- EXERCISE AIM -
Give every line from the entries that contains "this".

>> Start DATASET ENTRIES

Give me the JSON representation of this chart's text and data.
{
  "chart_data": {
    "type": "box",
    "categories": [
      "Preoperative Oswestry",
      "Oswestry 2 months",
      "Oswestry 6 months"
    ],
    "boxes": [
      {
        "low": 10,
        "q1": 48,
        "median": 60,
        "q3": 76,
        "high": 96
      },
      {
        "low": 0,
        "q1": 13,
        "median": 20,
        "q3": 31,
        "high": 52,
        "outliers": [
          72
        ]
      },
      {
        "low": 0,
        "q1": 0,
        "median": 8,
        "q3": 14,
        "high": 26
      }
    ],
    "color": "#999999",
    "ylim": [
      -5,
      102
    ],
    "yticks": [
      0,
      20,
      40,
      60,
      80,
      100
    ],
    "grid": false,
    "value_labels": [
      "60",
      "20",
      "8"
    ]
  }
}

>> End DATASET ENTRIES
>> Start DATASET ENTRIES

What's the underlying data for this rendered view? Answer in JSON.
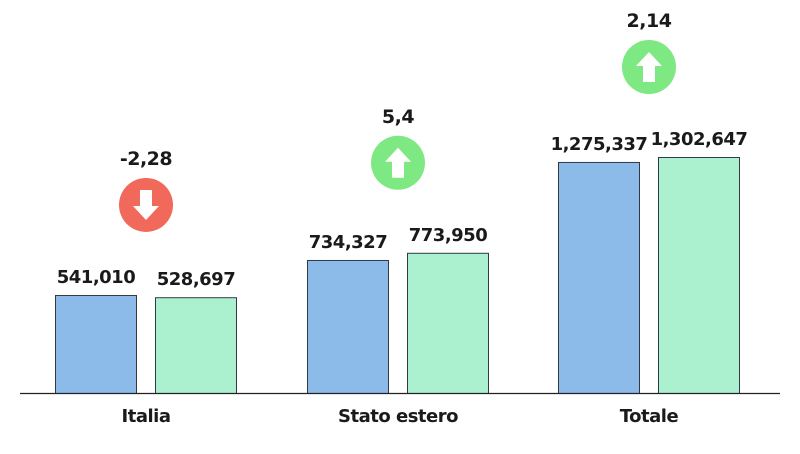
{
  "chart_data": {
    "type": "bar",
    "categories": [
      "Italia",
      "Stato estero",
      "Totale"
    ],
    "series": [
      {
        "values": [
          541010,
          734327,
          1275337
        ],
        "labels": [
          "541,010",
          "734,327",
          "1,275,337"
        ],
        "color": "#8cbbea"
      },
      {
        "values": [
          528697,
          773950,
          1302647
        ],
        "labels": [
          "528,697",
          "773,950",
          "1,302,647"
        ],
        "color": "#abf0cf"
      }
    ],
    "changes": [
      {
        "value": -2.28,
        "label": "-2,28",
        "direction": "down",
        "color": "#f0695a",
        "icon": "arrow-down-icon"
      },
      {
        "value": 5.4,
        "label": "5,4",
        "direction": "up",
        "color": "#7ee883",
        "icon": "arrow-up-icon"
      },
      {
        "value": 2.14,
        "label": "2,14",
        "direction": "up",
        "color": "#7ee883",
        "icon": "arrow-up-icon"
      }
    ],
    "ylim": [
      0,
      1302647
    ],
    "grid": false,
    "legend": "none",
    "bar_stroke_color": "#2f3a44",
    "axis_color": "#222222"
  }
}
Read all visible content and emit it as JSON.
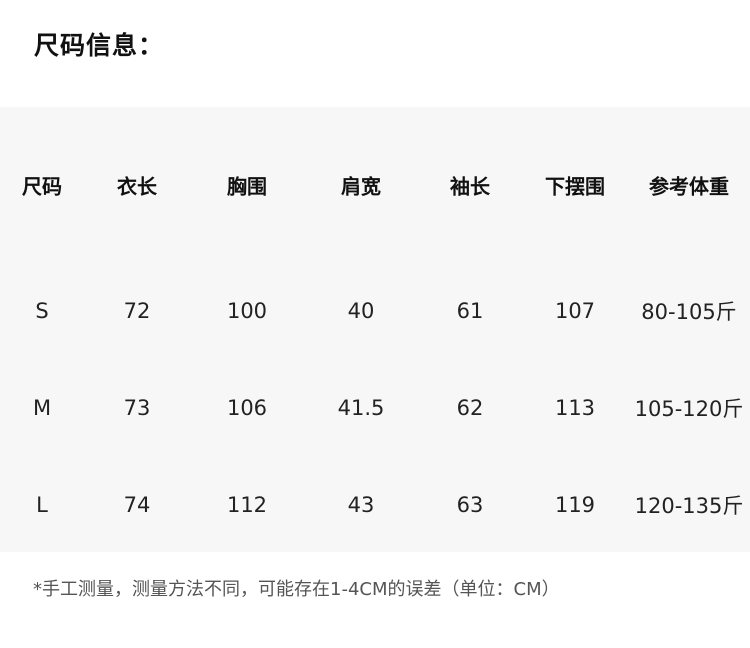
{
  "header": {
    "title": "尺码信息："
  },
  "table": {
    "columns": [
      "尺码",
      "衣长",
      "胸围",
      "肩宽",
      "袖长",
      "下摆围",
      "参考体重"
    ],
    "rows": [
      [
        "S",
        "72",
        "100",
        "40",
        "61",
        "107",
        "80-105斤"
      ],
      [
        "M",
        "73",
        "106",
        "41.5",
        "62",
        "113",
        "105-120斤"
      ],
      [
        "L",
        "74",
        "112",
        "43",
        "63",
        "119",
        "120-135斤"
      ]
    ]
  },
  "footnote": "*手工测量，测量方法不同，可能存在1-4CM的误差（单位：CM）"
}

>> End DATASET ENTRIES
>> Start DATASET ENTRIES

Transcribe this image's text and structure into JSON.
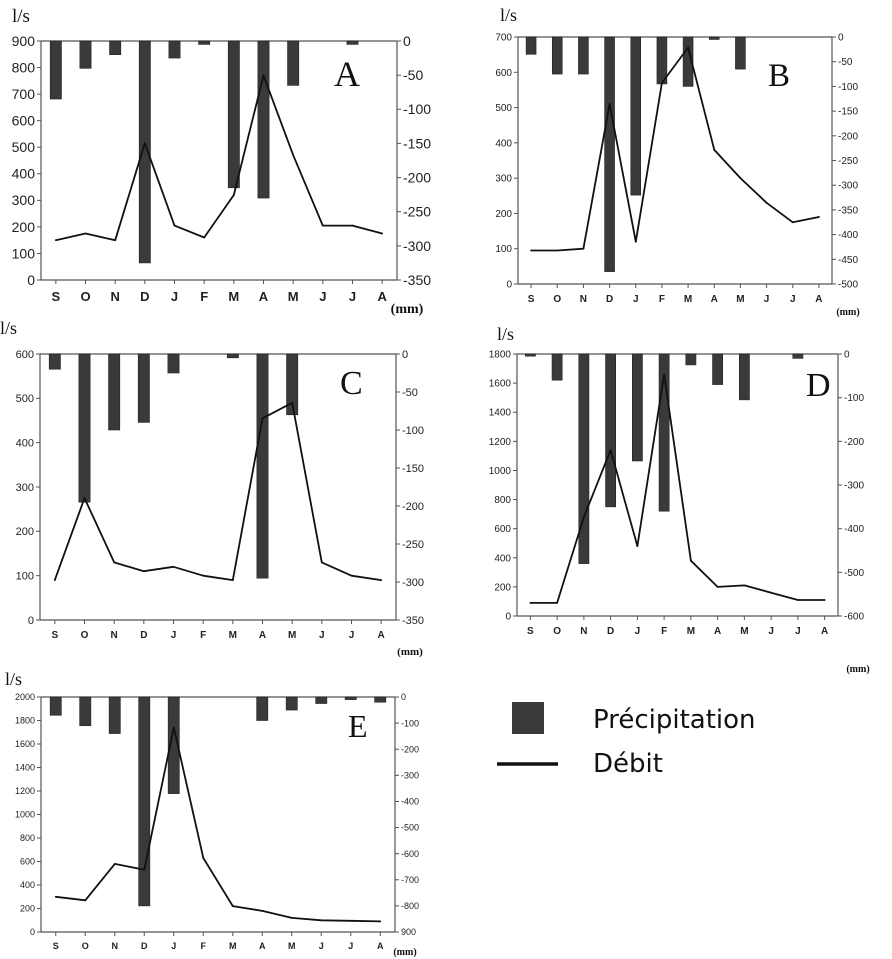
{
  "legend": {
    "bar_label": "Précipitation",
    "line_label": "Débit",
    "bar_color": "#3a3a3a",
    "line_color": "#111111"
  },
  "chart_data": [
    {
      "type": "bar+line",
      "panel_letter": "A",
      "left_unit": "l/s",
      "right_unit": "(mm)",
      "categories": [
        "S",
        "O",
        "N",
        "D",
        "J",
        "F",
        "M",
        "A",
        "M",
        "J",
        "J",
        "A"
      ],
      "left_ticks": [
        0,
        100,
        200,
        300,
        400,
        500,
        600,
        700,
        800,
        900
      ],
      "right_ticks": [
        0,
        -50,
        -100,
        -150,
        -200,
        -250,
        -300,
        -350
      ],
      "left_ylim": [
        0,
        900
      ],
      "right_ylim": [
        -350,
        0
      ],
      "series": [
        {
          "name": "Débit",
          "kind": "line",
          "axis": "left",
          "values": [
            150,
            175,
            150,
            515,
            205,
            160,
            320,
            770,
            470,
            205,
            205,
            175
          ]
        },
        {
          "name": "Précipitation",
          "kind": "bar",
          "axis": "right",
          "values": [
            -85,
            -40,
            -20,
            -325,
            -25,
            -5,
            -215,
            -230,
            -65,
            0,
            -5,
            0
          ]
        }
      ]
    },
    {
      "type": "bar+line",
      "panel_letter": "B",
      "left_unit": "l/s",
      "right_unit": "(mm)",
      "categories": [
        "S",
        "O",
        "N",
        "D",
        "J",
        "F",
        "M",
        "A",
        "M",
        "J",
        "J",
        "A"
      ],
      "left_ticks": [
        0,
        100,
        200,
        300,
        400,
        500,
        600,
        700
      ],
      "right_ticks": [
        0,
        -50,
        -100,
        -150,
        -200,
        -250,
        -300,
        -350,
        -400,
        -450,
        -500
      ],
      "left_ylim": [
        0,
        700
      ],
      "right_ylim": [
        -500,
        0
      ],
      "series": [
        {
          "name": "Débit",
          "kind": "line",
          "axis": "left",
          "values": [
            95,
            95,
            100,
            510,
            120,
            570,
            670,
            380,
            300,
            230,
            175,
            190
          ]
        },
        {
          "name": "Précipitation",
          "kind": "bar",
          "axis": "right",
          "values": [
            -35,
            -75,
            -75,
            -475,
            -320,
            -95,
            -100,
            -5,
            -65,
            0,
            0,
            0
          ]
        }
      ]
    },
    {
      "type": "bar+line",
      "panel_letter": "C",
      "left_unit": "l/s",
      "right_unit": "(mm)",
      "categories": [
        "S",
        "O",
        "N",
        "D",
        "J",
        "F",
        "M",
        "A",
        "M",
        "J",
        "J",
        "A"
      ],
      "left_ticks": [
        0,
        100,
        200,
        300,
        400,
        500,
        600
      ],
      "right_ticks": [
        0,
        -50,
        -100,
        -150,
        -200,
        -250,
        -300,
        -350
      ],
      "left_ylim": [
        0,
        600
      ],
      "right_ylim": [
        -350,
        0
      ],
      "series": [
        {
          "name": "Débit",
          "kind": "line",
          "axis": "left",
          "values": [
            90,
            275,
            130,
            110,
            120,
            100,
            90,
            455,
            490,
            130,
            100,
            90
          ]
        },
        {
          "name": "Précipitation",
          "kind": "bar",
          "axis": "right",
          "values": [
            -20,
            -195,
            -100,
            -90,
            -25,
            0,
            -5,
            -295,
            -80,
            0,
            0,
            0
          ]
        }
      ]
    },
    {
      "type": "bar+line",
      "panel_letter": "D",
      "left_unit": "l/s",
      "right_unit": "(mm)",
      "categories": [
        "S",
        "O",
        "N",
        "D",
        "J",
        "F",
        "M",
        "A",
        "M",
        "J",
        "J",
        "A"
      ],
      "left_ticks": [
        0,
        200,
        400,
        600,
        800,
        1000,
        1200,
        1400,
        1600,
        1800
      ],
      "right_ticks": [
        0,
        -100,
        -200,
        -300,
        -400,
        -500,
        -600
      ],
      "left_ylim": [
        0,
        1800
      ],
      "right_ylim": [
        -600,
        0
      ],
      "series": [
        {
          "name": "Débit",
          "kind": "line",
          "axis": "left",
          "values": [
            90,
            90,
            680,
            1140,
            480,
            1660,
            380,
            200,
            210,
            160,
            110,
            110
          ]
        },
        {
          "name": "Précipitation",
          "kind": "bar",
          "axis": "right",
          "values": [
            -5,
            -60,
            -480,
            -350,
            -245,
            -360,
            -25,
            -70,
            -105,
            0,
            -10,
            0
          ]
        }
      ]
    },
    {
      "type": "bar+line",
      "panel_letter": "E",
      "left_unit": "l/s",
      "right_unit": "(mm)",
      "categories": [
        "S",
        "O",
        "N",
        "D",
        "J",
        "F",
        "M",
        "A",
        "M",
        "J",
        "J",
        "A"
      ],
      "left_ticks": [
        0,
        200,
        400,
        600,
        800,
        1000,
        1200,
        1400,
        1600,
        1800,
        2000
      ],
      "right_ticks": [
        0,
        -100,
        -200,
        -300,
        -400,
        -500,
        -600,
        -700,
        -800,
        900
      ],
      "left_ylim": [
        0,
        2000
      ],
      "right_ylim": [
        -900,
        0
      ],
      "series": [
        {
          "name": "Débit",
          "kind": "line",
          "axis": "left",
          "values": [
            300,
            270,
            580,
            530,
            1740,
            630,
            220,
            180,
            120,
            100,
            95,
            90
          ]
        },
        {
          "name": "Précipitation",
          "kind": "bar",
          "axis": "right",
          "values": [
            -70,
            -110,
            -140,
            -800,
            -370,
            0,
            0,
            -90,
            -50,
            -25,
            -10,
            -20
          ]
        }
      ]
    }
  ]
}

>> End DATASET ENTRIES

- FULL RESPONSE -
Give me the JSON representation of this chart's text and data.
What's the underlying data for this rendered view? Answer in JSON.
Transcribe this image's text and structure into JSON.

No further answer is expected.